If we are drawing association, software engineering and DataOps share a lot of challenges such as automating manual tasks, code tests, data tests, integration tests, on-demand environment creation, data governance, infrastructure provisioning etc. So, by solving these challenges using software engineering, we can reduce the time spent on operations as well as drastically decrease the development cycle times, which can tremendously improve efficiency, advises Micha Ben Achim Kunze, Lead Data Engineer at Maersk.
“Viewing your data and operations challenges as software engineering challenges will make you orders of magnitude more effective,” emphasises Micha. He will show us how they reliably deliver millions of forecasts per day while sustaining a high change velocity of their products by leveraging software engineering practices in his session at the Data Innovation Summit 2021.
We had a chat with Micha to learn why seeing data and operations challenges as software engineering challenges leads to more effective solutions, the DataOps maturity, current challenges and future trends in DataOps and data engineering.
Hyperight: Hi Micha, I’m really excited to welcome you to the 6th edition of the Data Innovation Summit. As an intro to our discussion, please tell us a bit more about yourself and your background.
Micha Ben Achim Kunze: I am currently the Lead Data Engineer in the Forecasting team of Maersk, the world’s largest ocean container shipping company. My team is responsible for delivering forecasts for Maersk’s service delivery. Operating data products that are used day-to-day on this scale is exciting and requires high-quality data and operational excellence. Hence, I am excited to share some of our learnings at the summit!

(Lines of data)
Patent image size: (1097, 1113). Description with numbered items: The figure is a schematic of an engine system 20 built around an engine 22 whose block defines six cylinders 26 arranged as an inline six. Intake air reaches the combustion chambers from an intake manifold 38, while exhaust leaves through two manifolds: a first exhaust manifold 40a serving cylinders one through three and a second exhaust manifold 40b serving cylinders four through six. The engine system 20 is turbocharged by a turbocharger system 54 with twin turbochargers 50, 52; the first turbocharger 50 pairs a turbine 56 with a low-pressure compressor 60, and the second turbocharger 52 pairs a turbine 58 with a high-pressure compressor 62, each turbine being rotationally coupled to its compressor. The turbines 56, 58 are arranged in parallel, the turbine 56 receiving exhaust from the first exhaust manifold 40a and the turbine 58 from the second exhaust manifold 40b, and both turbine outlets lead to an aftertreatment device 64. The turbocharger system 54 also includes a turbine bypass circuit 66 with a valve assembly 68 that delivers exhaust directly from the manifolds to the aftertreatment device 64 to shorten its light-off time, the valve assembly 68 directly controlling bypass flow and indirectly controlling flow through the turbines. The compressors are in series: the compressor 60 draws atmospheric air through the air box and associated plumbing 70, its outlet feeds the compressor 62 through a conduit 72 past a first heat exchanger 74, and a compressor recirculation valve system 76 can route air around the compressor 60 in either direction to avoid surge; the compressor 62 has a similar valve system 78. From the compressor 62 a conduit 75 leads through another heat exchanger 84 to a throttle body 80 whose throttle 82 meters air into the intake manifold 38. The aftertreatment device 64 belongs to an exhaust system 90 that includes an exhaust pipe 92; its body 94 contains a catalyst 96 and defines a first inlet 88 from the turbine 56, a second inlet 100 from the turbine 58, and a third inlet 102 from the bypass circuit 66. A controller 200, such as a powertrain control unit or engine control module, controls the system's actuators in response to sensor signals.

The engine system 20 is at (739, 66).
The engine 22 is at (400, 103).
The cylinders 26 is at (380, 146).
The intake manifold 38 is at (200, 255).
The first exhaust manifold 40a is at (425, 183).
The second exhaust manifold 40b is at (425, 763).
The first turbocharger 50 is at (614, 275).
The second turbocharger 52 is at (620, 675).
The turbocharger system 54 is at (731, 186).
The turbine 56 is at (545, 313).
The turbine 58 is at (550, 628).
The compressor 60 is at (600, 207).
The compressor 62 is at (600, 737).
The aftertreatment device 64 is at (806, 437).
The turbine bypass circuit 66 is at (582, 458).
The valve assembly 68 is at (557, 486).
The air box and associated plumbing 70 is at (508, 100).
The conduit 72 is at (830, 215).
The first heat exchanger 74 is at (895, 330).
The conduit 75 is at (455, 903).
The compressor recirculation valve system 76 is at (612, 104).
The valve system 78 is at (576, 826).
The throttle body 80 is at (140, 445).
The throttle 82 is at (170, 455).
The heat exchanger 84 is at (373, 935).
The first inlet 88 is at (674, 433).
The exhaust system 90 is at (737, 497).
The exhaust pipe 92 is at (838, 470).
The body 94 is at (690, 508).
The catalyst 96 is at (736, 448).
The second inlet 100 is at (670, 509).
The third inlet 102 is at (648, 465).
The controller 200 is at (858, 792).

== Exercises ==
**a.** In the interview on DataOps, which Maersk team is Micha the Lead Data Engineer of?
**b.** Write the next part of the interview on DataOps, picking up right after its final answer.
You can set the records aside, since nothing here depends on them.

== Exercise responses ==
**a.** The Forecasting team

**b.**
For my background: I have started in academia with a BSc degree in Physics and a PhD in Biophysics followed by a PostDoc. I always loved solving problems using computers and spectrometers and I eventually took the step towards industry and became a Data Engineer at Novo Nordisk before I joined Maersk. All in all, I have a broad scientific background, a learning mindset, and a passion for solving data problems.
Hyperight: Your Data Innovation Summit session focuses on the topic DataOps is a Software Engineering Challenge. Could you please tell us why seeing data and operations challenges as software engineering challenges leads to more effective solutions?
Micha Ben Achim Kunze: For me, the essential goal of DataOps is: Deliver the best outcomes with data fast, without breaking things.
Seeing DataOps as a Software Engineering challenge is my take on an analogy to Site Reliability Engineering: SRE approaches operations as a software engineering challenge to make operations highly efficient and scalable. Or more tangibly: If you experience something that does not work properly, is inefficient, or repeatedly needs manual intervention or fixing, you apply software engineering to fix it in an automated way. You purposefully minimize the time you have to spend on operations by applying engineering to operations, which in turn means you can develop more. In essence, it is a continuous improvement of your process and product.
And this is key to what we Data Engineers aim to do with data: we want to reliably (correctly, timely etc.) deliver data products and develop new data products at the same time.
Following this train of thought, we can see a lot of Software Engineering challenges in DataOps: Automate manual tasks, code tests, data tests, integration tests, on-demand environment creation, data governance, infrastructure provisioning etc. And by addressing these challenges using software engineering, we can reduce the time spent on operations as well as drastically decrease the development cycle times, leading to huge efficiency gains.
Hyperight: DataOps is the data management for the AI era. Do you agree with this statement? And why DataOps is the right methodology for every company striving to be AI-driven?
Micha Ben Achim Kunze: I think this statement is quite loaded. But, in a picture where we use DataOps to describe practices to scale our capability to deliver data to the highest quality at speed, this statement is somewhat fitting. You need good DataOps practices to deliver high-quality AI or ML, it is as simple as that. So if you are serious about AI or ML, you need to adopt good DataOps practices.
For me, the essential goal of DataOps is: Deliver the best outcomes with data fast, without breaking things.
Hyperight: What’s the overall DataOps maturity with organizations?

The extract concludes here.